WHAT TO DO:
Select each line where the word "misura" appears.

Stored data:
● ● ● ●

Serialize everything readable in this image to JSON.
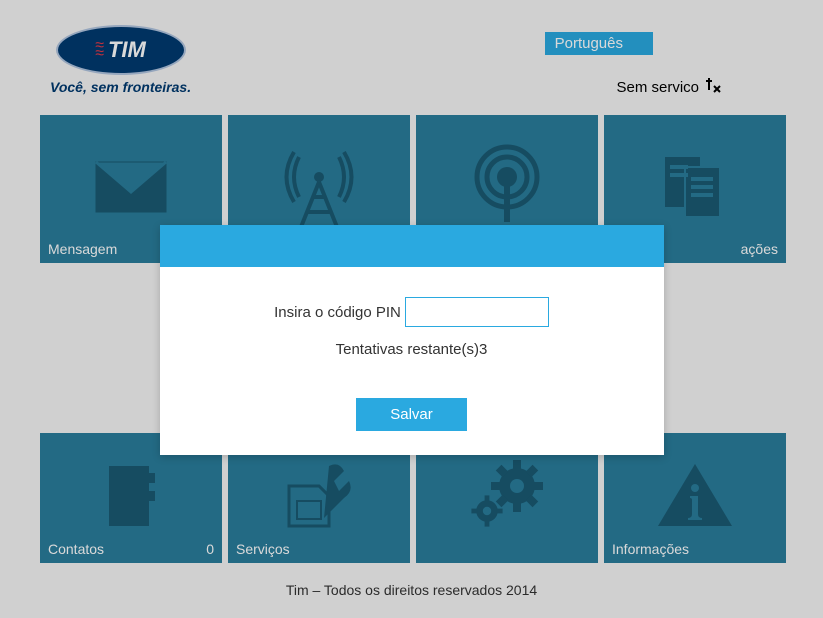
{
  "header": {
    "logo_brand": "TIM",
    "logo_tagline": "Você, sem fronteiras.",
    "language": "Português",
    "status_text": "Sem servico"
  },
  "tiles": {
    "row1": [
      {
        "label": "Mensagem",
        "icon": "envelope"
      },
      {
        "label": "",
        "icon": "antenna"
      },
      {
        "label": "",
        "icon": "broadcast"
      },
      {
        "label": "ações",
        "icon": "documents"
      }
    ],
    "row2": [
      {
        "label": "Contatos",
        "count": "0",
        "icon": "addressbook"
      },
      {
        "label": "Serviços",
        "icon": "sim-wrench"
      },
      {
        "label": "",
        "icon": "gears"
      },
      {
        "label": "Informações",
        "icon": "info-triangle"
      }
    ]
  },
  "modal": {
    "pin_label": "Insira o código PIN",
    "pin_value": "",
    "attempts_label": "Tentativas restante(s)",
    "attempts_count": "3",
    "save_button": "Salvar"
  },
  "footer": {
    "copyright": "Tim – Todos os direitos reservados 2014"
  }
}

● ● ● ●

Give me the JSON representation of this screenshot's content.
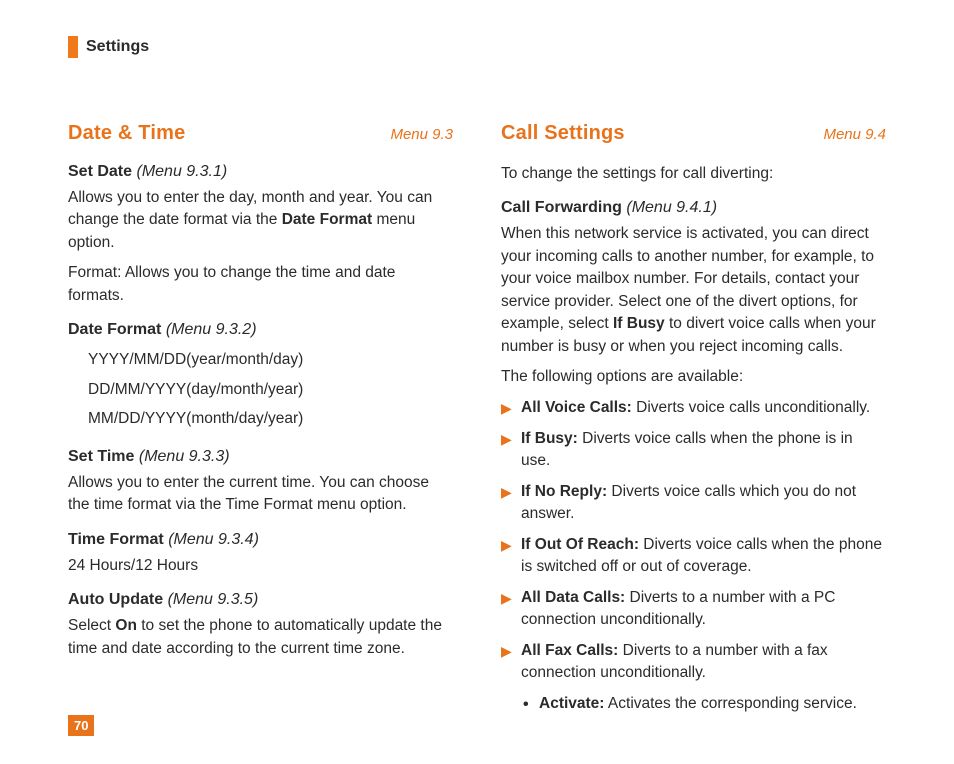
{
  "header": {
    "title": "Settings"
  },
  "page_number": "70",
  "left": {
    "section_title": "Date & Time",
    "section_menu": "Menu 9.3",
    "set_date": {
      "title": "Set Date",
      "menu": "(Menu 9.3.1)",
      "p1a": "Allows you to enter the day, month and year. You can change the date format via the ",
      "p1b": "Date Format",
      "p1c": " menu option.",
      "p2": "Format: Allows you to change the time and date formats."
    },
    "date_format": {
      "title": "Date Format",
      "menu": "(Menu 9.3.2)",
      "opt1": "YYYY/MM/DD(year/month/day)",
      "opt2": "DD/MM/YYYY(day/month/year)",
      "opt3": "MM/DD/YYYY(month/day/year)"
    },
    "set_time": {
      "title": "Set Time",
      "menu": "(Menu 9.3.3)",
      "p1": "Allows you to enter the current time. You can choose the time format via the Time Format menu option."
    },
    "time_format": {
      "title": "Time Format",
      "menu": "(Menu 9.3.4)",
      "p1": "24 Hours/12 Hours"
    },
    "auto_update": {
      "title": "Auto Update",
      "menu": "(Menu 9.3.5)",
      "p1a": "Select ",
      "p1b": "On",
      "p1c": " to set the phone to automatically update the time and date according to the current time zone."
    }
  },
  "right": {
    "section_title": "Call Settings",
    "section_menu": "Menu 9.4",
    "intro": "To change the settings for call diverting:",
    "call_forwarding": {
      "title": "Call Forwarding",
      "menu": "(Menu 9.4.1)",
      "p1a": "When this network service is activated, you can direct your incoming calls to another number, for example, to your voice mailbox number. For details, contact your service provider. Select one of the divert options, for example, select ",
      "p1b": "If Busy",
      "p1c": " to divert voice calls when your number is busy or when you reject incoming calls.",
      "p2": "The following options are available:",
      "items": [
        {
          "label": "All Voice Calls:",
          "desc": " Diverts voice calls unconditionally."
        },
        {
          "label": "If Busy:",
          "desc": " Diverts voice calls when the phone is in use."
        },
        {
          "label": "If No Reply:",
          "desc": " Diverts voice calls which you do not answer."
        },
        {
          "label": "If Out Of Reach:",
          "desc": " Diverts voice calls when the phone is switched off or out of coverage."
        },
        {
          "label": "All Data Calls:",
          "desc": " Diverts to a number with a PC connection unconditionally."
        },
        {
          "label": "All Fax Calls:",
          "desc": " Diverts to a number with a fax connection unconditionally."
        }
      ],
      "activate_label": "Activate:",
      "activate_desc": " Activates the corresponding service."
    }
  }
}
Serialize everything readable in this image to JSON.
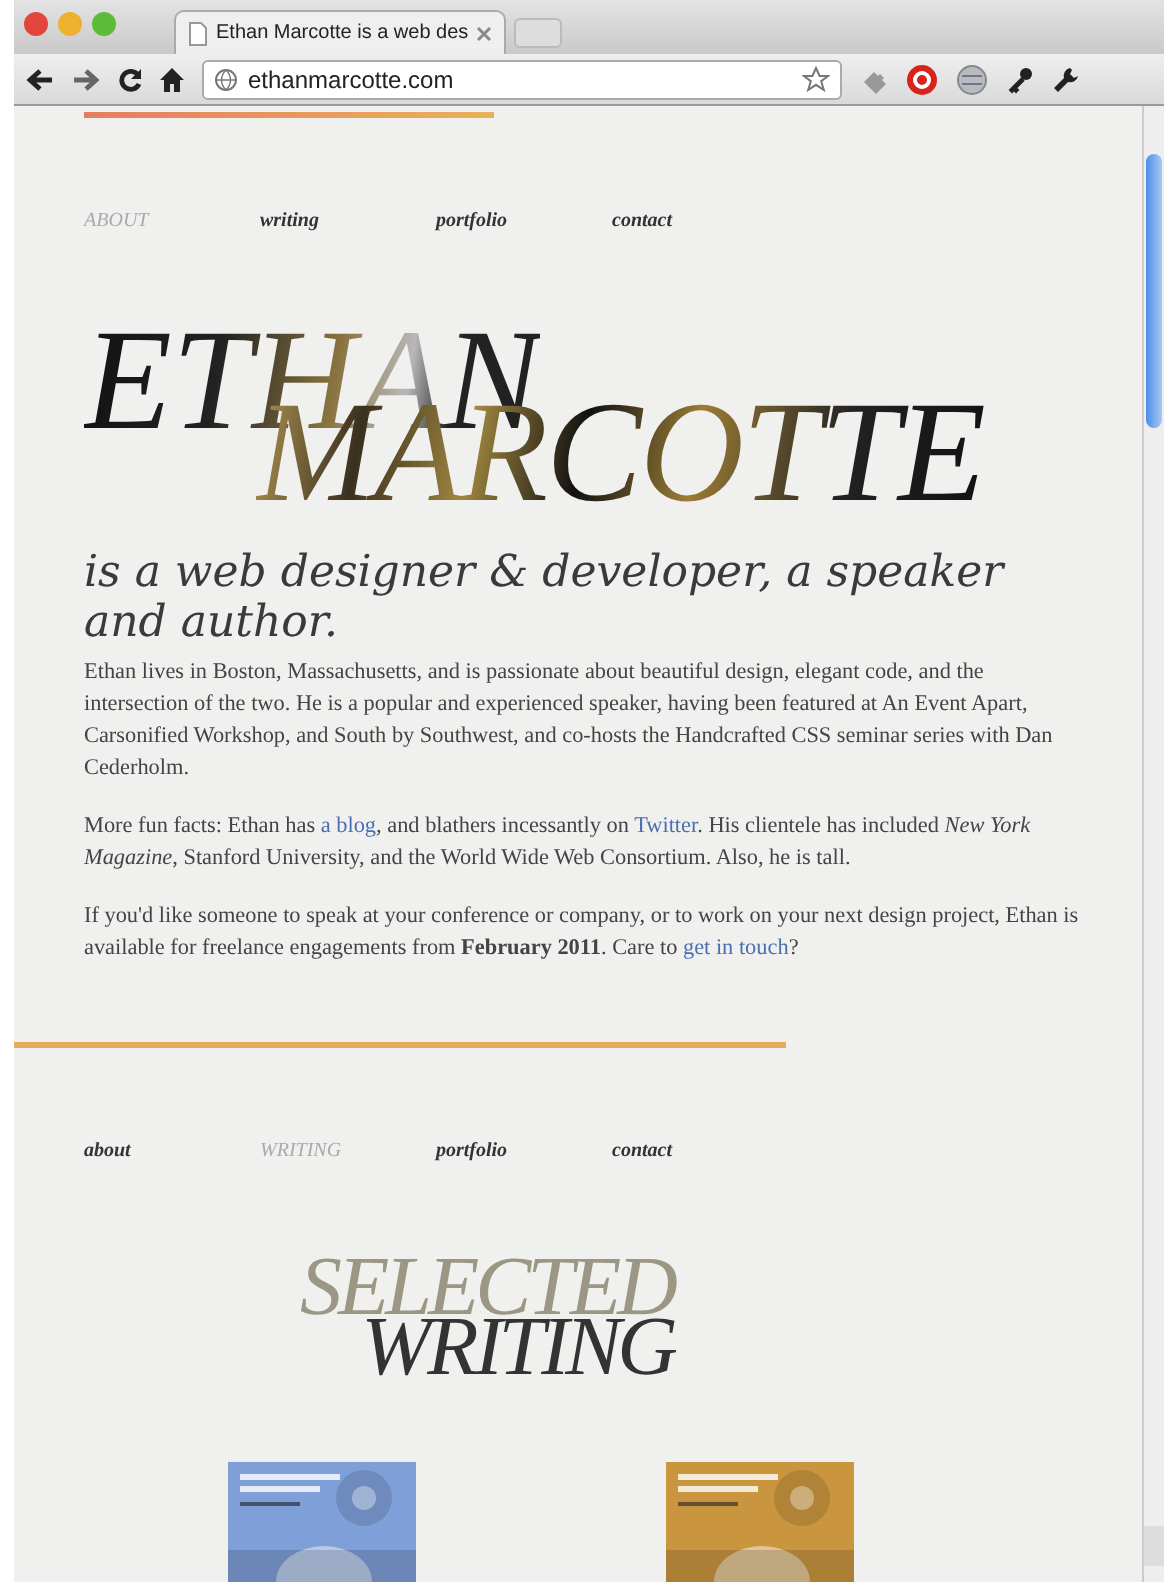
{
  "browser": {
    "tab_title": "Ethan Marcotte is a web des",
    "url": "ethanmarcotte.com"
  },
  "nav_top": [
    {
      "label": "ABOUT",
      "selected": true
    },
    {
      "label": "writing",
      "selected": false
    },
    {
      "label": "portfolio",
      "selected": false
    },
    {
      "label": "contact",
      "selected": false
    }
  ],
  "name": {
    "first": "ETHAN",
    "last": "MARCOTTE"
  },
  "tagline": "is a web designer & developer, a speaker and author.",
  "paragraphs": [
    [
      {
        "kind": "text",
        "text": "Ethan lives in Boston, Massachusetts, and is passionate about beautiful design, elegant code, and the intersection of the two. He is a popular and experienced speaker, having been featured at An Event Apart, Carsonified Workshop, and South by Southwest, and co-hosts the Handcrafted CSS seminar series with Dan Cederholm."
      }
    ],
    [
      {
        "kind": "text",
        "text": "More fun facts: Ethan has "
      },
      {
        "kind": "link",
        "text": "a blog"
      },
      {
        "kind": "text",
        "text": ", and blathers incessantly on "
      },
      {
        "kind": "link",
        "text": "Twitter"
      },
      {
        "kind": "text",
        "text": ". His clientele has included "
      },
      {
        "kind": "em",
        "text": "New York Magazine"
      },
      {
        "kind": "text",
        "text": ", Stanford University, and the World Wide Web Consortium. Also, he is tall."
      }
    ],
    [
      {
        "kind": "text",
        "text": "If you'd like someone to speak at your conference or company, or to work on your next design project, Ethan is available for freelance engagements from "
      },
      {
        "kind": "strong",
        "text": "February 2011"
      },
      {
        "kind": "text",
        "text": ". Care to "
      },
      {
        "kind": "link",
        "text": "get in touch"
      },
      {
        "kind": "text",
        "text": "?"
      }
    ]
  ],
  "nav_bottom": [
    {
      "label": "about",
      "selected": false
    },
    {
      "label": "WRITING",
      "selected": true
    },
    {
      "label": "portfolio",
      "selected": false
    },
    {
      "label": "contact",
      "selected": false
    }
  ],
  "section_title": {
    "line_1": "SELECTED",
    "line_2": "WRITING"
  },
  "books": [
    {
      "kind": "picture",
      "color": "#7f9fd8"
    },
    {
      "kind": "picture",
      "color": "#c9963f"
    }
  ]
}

● ● ● ●

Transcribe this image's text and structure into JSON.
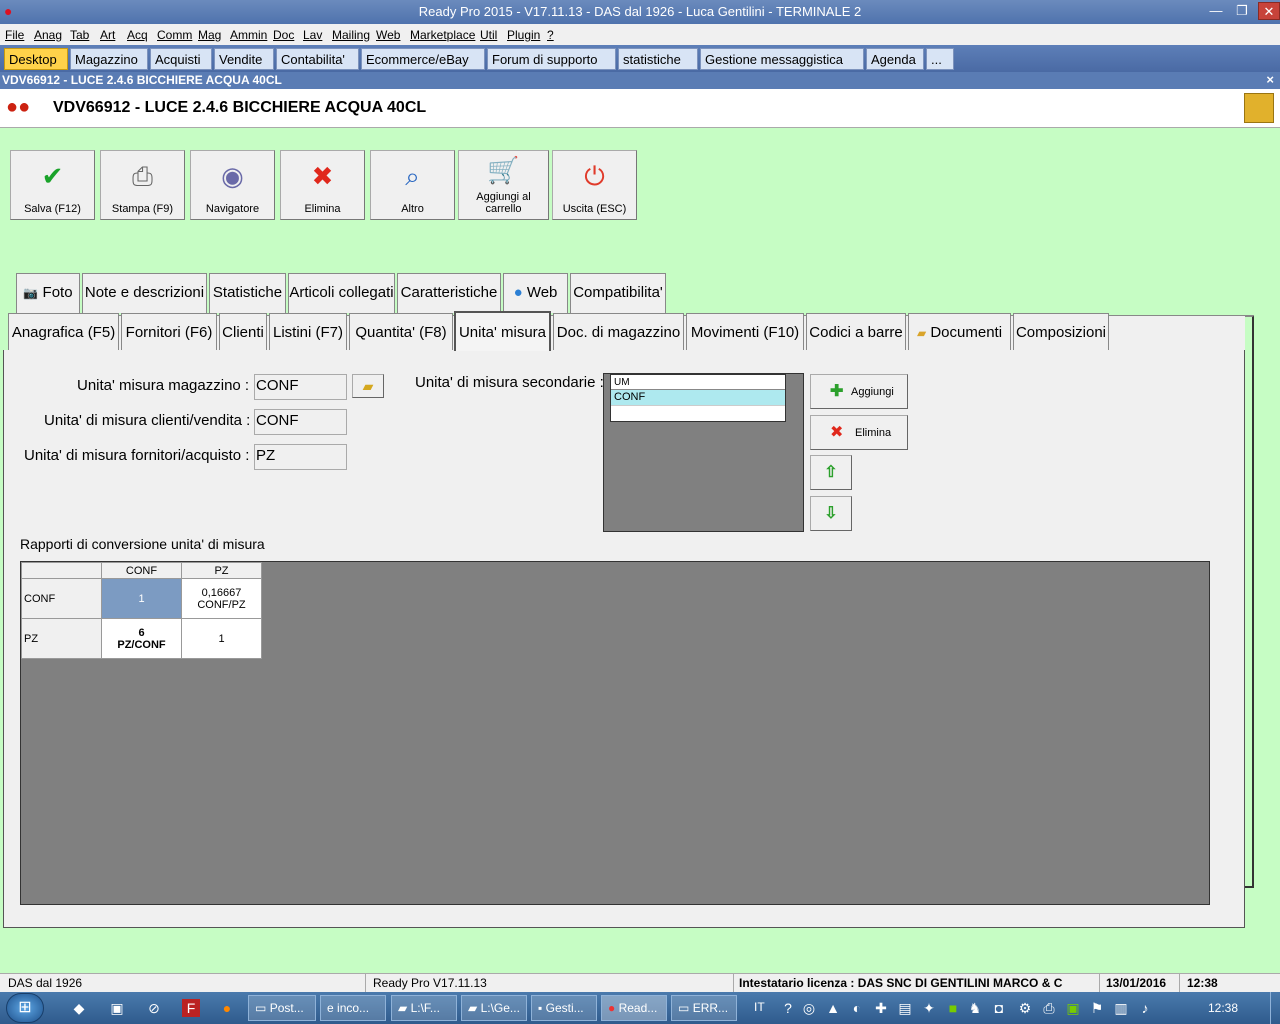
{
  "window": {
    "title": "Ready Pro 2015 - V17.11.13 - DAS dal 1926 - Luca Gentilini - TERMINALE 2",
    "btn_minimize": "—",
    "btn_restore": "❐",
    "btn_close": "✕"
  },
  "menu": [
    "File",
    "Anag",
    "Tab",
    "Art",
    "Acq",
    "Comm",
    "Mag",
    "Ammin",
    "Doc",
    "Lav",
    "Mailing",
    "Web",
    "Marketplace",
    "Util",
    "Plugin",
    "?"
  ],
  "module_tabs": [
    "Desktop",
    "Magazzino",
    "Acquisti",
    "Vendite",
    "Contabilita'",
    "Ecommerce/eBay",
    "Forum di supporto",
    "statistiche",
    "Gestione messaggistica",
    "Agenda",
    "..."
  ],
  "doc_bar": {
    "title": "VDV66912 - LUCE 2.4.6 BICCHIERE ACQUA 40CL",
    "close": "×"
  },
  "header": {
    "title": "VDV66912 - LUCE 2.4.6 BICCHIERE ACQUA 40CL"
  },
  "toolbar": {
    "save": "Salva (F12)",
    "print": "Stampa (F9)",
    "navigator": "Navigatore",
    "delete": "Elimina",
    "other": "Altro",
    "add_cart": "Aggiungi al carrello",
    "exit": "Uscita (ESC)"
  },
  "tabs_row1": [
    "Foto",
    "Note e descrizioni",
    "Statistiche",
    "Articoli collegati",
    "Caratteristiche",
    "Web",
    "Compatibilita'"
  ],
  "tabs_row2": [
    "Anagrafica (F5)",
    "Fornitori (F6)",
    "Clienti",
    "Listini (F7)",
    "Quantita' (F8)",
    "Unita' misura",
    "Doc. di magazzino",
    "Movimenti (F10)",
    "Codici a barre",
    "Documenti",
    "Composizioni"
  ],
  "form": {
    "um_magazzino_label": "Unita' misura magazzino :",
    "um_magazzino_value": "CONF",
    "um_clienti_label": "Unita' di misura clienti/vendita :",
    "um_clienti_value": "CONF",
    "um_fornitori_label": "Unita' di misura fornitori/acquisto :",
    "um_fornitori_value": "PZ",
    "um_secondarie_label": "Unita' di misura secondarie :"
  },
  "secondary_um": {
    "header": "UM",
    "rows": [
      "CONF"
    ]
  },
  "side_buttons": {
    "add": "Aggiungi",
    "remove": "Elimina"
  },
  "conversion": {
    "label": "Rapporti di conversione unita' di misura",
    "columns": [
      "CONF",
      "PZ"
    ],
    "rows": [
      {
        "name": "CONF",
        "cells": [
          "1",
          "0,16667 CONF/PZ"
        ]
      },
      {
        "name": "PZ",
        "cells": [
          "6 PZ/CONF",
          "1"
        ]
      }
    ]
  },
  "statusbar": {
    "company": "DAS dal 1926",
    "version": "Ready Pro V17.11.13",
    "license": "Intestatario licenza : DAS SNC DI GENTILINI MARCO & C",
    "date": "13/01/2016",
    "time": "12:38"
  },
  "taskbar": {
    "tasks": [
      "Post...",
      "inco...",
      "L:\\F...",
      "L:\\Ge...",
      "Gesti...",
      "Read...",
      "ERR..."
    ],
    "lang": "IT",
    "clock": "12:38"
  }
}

● ● ● ●

COMPLETED EXERCISE:
    "Unita' misura",
    "um_magazzino_label": "Unita' misura magazzino :",
    "um_clienti_label": "Unita' di misura clienti/vendita :",
    "um_fornitori_label": "Unita' di misura fornitori/acquisto :",
    "um_secondarie_label": "Unita' di misura secondarie :"
    "label": "Rapporti di conversione unita' di misura",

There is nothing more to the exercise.